» REQUEST: Return the records that follow unaltered. Omit every picture.

» EXTRACTED RECORDS:
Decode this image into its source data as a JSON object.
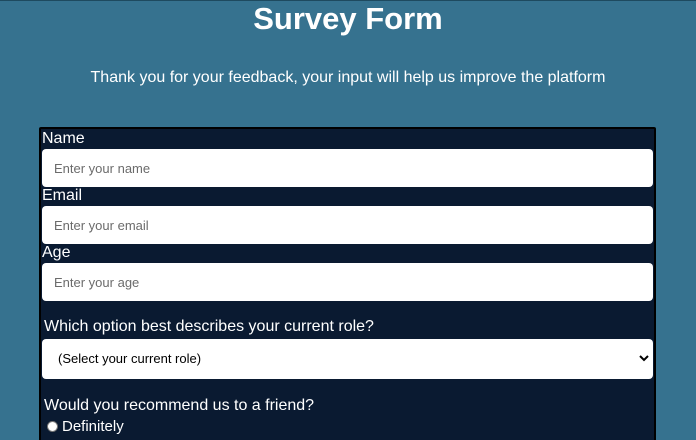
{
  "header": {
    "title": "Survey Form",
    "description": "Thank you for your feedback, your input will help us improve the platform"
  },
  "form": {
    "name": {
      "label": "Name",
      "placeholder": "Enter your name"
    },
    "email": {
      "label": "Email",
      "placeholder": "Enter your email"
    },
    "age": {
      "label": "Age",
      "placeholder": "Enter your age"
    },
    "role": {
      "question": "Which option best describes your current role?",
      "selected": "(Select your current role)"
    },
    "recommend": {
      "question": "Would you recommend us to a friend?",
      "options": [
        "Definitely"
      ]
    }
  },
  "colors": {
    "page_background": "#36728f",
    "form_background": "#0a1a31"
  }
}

» EXPECTED ANSWER:
Decode this image into its source data as a JSON object.
{
  "header": {
    "title": "Survey Form",
    "description": "Thank you for your feedback, your input will help us improve the platform"
  },
  "form": {
    "name": {
      "label": "Name",
      "placeholder": "Enter your name"
    },
    "email": {
      "label": "Email",
      "placeholder": "Enter your email"
    },
    "age": {
      "label": "Age",
      "placeholder": "Enter your age"
    },
    "role": {
      "question": "Which option best describes your current role?",
      "selected": "(Select your current role)"
    },
    "recommend": {
      "question": "Would you recommend us to a friend?",
      "options": [
        "Definitely"
      ]
    }
  },
  "colors": {
    "page_background": "#36728f",
    "form_background": "#0a1a31"
  }
}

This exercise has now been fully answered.